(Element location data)
=-=-=-=-=
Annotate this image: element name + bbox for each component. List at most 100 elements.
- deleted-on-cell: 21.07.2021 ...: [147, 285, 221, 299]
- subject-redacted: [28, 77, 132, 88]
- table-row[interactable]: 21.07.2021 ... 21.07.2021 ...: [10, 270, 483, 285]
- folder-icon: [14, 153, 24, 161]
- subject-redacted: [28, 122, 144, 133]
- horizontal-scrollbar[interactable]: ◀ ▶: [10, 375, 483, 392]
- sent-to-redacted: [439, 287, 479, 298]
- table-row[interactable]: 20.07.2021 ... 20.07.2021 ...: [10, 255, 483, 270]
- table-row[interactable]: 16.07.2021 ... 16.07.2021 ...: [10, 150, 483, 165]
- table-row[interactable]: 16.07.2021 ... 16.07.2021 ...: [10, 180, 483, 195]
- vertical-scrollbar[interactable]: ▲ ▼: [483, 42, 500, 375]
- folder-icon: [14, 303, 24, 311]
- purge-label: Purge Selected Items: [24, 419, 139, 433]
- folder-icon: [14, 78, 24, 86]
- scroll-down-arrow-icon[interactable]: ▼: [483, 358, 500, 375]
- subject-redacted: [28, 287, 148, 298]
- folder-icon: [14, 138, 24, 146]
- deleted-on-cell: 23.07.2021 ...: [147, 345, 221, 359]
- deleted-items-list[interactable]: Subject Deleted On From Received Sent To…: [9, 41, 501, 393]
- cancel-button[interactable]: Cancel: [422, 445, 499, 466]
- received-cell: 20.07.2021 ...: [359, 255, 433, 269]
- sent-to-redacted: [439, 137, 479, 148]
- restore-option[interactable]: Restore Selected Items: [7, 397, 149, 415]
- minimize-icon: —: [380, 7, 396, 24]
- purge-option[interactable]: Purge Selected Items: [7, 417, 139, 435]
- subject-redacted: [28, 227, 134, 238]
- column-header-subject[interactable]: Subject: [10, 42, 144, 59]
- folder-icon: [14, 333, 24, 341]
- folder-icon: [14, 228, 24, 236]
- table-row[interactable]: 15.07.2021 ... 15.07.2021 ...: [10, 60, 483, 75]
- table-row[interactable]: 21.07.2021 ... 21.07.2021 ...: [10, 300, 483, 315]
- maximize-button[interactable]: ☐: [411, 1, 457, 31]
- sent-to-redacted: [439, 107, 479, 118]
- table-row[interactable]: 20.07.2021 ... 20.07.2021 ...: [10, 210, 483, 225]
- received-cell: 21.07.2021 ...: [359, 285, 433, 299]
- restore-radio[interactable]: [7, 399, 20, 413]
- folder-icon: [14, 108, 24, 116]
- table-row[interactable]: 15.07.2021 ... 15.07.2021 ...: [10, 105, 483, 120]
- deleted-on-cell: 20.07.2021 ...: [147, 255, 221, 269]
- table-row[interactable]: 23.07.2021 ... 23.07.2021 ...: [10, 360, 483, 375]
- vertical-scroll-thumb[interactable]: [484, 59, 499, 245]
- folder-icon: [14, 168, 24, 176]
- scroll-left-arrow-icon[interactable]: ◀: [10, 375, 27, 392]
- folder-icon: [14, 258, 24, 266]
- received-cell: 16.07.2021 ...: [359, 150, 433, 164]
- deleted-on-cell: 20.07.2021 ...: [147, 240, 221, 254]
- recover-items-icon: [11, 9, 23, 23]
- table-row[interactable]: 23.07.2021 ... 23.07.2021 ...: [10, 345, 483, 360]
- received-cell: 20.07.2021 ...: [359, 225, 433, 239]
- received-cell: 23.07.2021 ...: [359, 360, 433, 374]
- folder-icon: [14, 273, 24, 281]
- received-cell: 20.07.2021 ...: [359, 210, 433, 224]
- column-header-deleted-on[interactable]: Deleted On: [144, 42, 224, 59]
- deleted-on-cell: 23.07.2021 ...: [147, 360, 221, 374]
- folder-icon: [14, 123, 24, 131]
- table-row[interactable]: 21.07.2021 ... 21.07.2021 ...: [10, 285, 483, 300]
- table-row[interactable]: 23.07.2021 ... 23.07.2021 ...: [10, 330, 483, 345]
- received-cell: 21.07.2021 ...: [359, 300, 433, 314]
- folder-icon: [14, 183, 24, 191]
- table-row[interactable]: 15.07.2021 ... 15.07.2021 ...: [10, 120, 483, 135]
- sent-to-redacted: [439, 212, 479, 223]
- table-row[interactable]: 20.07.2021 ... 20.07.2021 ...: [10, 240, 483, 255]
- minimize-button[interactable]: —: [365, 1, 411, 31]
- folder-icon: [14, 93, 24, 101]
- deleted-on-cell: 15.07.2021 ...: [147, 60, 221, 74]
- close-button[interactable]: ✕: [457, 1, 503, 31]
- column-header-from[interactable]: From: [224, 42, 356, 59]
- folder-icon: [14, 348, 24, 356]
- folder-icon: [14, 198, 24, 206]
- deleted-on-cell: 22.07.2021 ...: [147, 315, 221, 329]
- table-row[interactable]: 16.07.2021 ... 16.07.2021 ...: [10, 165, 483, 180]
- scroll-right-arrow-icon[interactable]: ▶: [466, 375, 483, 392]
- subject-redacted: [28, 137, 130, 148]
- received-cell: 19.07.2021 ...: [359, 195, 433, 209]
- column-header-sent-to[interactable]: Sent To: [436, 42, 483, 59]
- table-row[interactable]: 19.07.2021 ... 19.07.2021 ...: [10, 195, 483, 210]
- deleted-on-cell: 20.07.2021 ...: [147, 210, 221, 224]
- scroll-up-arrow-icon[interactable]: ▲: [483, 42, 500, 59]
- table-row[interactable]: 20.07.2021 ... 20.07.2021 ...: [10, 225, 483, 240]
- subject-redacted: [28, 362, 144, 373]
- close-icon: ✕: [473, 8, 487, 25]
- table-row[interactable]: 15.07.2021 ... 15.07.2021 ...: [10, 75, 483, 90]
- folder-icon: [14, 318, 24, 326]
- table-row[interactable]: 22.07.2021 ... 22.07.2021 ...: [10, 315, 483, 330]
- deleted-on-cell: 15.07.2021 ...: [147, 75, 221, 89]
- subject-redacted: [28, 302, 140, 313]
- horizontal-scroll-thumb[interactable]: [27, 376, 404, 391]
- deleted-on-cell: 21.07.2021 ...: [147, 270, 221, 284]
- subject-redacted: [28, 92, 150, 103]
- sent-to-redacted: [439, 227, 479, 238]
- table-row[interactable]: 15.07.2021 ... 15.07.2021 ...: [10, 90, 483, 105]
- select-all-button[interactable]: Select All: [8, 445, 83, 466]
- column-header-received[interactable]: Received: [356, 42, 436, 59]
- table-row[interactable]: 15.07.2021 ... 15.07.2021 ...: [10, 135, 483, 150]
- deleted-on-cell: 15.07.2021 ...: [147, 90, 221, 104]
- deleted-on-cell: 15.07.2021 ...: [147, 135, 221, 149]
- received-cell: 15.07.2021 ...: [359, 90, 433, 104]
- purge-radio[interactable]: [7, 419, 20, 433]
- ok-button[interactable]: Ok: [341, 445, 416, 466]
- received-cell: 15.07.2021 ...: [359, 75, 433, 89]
=-=-=-=-=
* [Task description] Copy every line of the entries above verbatim, without changing anything.

* [The reply]
Annotate this image: element name + bbox for each component. List at most 100 elements.
- deleted-on-cell: 21.07.2021 ...: [147, 285, 221, 299]
- subject-redacted: [28, 77, 132, 88]
- table-row[interactable]: 21.07.2021 ... 21.07.2021 ...: [10, 270, 483, 285]
- folder-icon: [14, 153, 24, 161]
- subject-redacted: [28, 122, 144, 133]
- horizontal-scrollbar[interactable]: ◀ ▶: [10, 375, 483, 392]
- sent-to-redacted: [439, 287, 479, 298]
- table-row[interactable]: 20.07.2021 ... 20.07.2021 ...: [10, 255, 483, 270]
- table-row[interactable]: 16.07.2021 ... 16.07.2021 ...: [10, 150, 483, 165]
- table-row[interactable]: 16.07.2021 ... 16.07.2021 ...: [10, 180, 483, 195]
- vertical-scrollbar[interactable]: ▲ ▼: [483, 42, 500, 375]
- folder-icon: [14, 303, 24, 311]
- purge-label: Purge Selected Items: [24, 419, 139, 433]
- folder-icon: [14, 78, 24, 86]
- scroll-down-arrow-icon[interactable]: ▼: [483, 358, 500, 375]
- subject-redacted: [28, 287, 148, 298]
- folder-icon: [14, 138, 24, 146]
- deleted-on-cell: 23.07.2021 ...: [147, 345, 221, 359]
- deleted-items-list[interactable]: Subject Deleted On From Received Sent To…: [9, 41, 501, 393]
- cancel-button[interactable]: Cancel: [422, 445, 499, 466]
- received-cell: 20.07.2021 ...: [359, 255, 433, 269]
- sent-to-redacted: [439, 137, 479, 148]
- restore-option[interactable]: Restore Selected Items: [7, 397, 149, 415]
- minimize-icon: —: [380, 7, 396, 24]
- purge-option[interactable]: Purge Selected Items: [7, 417, 139, 435]
- subject-redacted: [28, 227, 134, 238]
- column-header-subject[interactable]: Subject: [10, 42, 144, 59]
- folder-icon: [14, 333, 24, 341]
- folder-icon: [14, 228, 24, 236]
- table-row[interactable]: 15.07.2021 ... 15.07.2021 ...: [10, 60, 483, 75]
- table-row[interactable]: 21.07.2021 ... 21.07.2021 ...: [10, 300, 483, 315]
- maximize-button[interactable]: ☐: [411, 1, 457, 31]
- sent-to-redacted: [439, 107, 479, 118]
- table-row[interactable]: 20.07.2021 ... 20.07.2021 ...: [10, 210, 483, 225]
- received-cell: 21.07.2021 ...: [359, 285, 433, 299]
- restore-radio[interactable]: [7, 399, 20, 413]
- folder-icon: [14, 108, 24, 116]
- table-row[interactable]: 15.07.2021 ... 15.07.2021 ...: [10, 105, 483, 120]
- deleted-on-cell: 20.07.2021 ...: [147, 255, 221, 269]
- table-row[interactable]: 23.07.2021 ... 23.07.2021 ...: [10, 360, 483, 375]
- vertical-scroll-thumb[interactable]: [484, 59, 499, 245]
- folder-icon: [14, 168, 24, 176]
- scroll-left-arrow-icon[interactable]: ◀: [10, 375, 27, 392]
- folder-icon: [14, 258, 24, 266]
- received-cell: 16.07.2021 ...: [359, 150, 433, 164]
- deleted-on-cell: 20.07.2021 ...: [147, 240, 221, 254]
- recover-items-icon: [11, 9, 23, 23]
- table-row[interactable]: 23.07.2021 ... 23.07.2021 ...: [10, 345, 483, 360]
- received-cell: 20.07.2021 ...: [359, 225, 433, 239]
- received-cell: 23.07.2021 ...: [359, 360, 433, 374]
- folder-icon: [14, 273, 24, 281]
- received-cell: 20.07.2021 ...: [359, 210, 433, 224]
- column-header-deleted-on[interactable]: Deleted On: [144, 42, 224, 59]
- deleted-on-cell: 23.07.2021 ...: [147, 360, 221, 374]
- folder-icon: [14, 123, 24, 131]
- table-row[interactable]: 21.07.2021 ... 21.07.2021 ...: [10, 285, 483, 300]
- table-row[interactable]: 23.07.2021 ... 23.07.2021 ...: [10, 330, 483, 345]
- received-cell: 21.07.2021 ...: [359, 300, 433, 314]
- folder-icon: [14, 183, 24, 191]
- table-row[interactable]: 15.07.2021 ... 15.07.2021 ...: [10, 120, 483, 135]
- sent-to-redacted: [439, 212, 479, 223]
- table-row[interactable]: 20.07.2021 ... 20.07.2021 ...: [10, 240, 483, 255]
- minimize-button[interactable]: —: [365, 1, 411, 31]
- folder-icon: [14, 93, 24, 101]
- deleted-on-cell: 15.07.2021 ...: [147, 60, 221, 74]
- close-button[interactable]: ✕: [457, 1, 503, 31]
- column-header-from[interactable]: From: [224, 42, 356, 59]
- folder-icon: [14, 348, 24, 356]
- folder-icon: [14, 198, 24, 206]
- deleted-on-cell: 22.07.2021 ...: [147, 315, 221, 329]
- table-row[interactable]: 16.07.2021 ... 16.07.2021 ...: [10, 165, 483, 180]
- scroll-right-arrow-icon[interactable]: ▶: [466, 375, 483, 392]
- subject-redacted: [28, 137, 130, 148]
- received-cell: 19.07.2021 ...: [359, 195, 433, 209]
- column-header-sent-to[interactable]: Sent To: [436, 42, 483, 59]
- table-row[interactable]: 19.07.2021 ... 19.07.2021 ...: [10, 195, 483, 210]
- deleted-on-cell: 20.07.2021 ...: [147, 210, 221, 224]
- scroll-up-arrow-icon[interactable]: ▲: [483, 42, 500, 59]
- table-row[interactable]: 20.07.2021 ... 20.07.2021 ...: [10, 225, 483, 240]
- subject-redacted: [28, 362, 144, 373]
- close-icon: ✕: [473, 8, 487, 25]
- table-row[interactable]: 15.07.2021 ... 15.07.2021 ...: [10, 75, 483, 90]
- folder-icon: [14, 318, 24, 326]
- table-row[interactable]: 22.07.2021 ... 22.07.2021 ...: [10, 315, 483, 330]
- deleted-on-cell: 15.07.2021 ...: [147, 75, 221, 89]
- subject-redacted: [28, 302, 140, 313]
- horizontal-scroll-thumb[interactable]: [27, 376, 404, 391]
- deleted-on-cell: 21.07.2021 ...: [147, 270, 221, 284]
- subject-redacted: [28, 92, 150, 103]
- sent-to-redacted: [439, 227, 479, 238]
- table-row[interactable]: 15.07.2021 ... 15.07.2021 ...: [10, 90, 483, 105]
- select-all-button[interactable]: Select All: [8, 445, 83, 466]
- column-header-received[interactable]: Received: [356, 42, 436, 59]
- table-row[interactable]: 15.07.2021 ... 15.07.2021 ...: [10, 135, 483, 150]
- deleted-on-cell: 15.07.2021 ...: [147, 90, 221, 104]
- deleted-on-cell: 15.07.2021 ...: [147, 135, 221, 149]
- received-cell: 15.07.2021 ...: [359, 90, 433, 104]
- purge-radio[interactable]: [7, 419, 20, 433]
- ok-button[interactable]: Ok: [341, 445, 416, 466]
- received-cell: 15.07.2021 ...: [359, 75, 433, 89]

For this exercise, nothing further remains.